**Exercise requirements:** Work out how many lines contain "ylabel". Reply with the count alone.

Extracted records
──────────
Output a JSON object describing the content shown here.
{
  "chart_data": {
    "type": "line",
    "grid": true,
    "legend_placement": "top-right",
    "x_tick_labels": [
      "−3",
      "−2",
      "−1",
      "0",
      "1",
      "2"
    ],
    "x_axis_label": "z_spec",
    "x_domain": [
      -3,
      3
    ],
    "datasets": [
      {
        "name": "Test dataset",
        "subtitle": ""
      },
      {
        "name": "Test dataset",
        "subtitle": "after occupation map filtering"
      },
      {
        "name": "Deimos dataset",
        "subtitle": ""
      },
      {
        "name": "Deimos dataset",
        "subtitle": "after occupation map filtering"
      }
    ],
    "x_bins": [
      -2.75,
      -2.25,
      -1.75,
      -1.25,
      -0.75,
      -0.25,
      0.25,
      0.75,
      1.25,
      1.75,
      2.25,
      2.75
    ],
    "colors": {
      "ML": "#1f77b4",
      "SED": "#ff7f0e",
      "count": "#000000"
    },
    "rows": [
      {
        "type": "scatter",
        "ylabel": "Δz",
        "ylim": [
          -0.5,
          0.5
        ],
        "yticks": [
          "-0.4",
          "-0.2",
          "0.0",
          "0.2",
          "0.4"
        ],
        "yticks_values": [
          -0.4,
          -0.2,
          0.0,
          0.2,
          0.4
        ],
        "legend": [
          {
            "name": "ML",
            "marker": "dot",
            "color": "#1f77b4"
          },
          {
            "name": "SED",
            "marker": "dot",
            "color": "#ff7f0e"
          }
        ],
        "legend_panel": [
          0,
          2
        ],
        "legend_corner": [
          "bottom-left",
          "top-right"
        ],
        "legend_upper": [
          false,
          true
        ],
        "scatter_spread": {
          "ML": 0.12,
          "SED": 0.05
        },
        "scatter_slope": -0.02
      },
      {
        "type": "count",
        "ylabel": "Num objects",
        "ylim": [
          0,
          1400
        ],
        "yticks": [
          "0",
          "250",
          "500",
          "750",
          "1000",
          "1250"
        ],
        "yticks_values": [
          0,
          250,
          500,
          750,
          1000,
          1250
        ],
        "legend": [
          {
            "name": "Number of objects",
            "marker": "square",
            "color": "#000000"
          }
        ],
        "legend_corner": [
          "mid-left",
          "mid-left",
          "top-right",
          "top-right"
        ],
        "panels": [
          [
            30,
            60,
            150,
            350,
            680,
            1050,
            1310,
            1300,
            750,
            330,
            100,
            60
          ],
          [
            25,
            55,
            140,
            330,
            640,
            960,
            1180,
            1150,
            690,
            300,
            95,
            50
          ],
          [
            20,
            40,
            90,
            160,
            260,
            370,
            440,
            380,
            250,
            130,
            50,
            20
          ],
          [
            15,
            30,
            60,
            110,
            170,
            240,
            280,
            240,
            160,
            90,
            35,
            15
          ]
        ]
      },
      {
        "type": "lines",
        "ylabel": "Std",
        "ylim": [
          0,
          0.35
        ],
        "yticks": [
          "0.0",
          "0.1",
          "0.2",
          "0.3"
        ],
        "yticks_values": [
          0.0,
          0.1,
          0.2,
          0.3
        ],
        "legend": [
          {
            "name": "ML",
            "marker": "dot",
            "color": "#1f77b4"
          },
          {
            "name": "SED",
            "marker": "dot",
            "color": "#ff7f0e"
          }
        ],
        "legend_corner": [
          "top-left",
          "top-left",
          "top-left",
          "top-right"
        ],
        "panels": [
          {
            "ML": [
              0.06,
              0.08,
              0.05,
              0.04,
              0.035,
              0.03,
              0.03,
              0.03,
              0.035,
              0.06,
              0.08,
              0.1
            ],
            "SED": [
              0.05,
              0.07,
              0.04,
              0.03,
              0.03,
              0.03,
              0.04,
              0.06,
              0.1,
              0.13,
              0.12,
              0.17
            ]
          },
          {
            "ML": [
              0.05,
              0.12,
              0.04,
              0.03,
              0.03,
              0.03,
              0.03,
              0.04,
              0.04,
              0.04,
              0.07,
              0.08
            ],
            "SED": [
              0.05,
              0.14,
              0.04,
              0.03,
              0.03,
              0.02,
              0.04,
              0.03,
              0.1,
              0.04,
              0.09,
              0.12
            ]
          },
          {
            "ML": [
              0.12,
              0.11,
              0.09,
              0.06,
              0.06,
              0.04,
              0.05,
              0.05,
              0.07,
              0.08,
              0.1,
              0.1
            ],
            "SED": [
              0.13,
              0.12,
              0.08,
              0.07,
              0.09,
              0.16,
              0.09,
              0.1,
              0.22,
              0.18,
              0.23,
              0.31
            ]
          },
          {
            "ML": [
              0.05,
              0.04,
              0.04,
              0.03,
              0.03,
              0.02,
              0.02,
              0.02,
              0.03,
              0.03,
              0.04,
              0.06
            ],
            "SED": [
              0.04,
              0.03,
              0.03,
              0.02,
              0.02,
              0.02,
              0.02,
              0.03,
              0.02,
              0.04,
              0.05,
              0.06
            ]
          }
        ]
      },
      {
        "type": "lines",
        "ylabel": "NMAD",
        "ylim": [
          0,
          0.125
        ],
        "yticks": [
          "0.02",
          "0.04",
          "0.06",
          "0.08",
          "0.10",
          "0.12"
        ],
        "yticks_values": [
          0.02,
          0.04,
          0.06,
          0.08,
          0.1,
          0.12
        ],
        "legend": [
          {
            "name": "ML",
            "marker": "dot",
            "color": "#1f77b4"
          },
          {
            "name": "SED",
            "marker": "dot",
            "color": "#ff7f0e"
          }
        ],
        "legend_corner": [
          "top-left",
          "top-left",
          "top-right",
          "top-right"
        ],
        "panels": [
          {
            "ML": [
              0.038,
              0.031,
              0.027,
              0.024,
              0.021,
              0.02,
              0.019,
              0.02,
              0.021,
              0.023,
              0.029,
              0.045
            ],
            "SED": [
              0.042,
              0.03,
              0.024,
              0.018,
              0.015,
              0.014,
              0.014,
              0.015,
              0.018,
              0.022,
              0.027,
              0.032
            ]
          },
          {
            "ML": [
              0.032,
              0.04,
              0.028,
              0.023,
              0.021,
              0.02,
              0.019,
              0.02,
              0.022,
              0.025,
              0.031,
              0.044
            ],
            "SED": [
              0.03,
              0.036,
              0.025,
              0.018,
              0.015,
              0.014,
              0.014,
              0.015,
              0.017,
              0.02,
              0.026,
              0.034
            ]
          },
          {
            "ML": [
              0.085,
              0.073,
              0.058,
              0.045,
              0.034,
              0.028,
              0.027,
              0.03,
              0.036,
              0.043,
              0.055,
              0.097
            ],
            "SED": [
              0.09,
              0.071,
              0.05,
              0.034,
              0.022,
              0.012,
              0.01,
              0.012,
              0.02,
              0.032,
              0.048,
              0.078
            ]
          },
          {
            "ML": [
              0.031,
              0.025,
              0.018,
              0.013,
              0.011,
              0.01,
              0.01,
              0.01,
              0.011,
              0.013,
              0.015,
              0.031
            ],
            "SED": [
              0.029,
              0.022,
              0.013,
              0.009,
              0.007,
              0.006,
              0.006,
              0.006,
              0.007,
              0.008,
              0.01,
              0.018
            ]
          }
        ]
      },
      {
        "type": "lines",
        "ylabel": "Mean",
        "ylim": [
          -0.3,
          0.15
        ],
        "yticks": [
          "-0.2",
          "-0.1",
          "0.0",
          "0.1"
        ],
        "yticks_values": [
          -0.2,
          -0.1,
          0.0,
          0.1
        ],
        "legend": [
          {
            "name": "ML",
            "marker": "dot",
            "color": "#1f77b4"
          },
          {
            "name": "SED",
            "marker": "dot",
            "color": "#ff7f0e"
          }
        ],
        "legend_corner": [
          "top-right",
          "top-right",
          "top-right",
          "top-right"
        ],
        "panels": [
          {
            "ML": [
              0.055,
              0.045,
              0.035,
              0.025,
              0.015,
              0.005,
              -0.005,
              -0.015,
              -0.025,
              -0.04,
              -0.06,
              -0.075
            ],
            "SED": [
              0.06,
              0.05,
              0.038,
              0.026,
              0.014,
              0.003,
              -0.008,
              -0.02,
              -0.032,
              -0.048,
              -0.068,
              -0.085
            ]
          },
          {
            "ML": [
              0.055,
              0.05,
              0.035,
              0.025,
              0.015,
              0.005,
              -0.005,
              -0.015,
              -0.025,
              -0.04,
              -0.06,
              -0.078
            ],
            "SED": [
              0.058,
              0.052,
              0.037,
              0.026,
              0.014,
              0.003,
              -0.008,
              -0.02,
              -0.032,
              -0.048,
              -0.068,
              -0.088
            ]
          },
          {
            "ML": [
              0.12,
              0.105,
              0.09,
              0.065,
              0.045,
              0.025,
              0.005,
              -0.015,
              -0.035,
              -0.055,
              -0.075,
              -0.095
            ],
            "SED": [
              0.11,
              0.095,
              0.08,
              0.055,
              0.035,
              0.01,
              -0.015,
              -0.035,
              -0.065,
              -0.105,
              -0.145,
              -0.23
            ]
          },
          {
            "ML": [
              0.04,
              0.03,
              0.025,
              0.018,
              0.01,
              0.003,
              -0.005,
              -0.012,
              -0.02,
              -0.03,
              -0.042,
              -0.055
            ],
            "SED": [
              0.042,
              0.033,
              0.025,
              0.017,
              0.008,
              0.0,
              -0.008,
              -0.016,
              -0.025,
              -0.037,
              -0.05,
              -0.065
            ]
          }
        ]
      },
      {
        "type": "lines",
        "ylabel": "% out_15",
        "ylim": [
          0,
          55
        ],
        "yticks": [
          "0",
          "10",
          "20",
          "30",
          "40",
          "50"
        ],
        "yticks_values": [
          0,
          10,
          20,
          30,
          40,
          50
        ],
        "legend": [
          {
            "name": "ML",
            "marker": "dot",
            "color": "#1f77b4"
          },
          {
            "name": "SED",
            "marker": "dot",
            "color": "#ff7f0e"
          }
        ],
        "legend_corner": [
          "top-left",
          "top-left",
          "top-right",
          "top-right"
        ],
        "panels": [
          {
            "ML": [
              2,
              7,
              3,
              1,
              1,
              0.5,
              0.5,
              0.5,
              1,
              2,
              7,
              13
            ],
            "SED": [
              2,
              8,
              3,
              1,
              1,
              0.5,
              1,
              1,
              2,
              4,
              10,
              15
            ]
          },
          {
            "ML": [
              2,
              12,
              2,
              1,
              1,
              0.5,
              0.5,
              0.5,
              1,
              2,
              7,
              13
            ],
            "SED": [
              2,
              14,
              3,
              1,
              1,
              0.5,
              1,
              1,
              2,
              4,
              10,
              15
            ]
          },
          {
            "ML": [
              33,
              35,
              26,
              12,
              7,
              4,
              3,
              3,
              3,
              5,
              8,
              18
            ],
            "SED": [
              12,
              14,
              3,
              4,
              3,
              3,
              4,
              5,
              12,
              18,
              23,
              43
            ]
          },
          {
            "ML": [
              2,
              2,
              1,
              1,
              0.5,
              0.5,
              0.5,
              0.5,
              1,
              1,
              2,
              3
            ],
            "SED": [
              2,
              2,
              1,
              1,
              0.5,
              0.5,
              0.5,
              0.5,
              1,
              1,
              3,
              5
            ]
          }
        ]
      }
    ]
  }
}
──────────
**Reply:** 6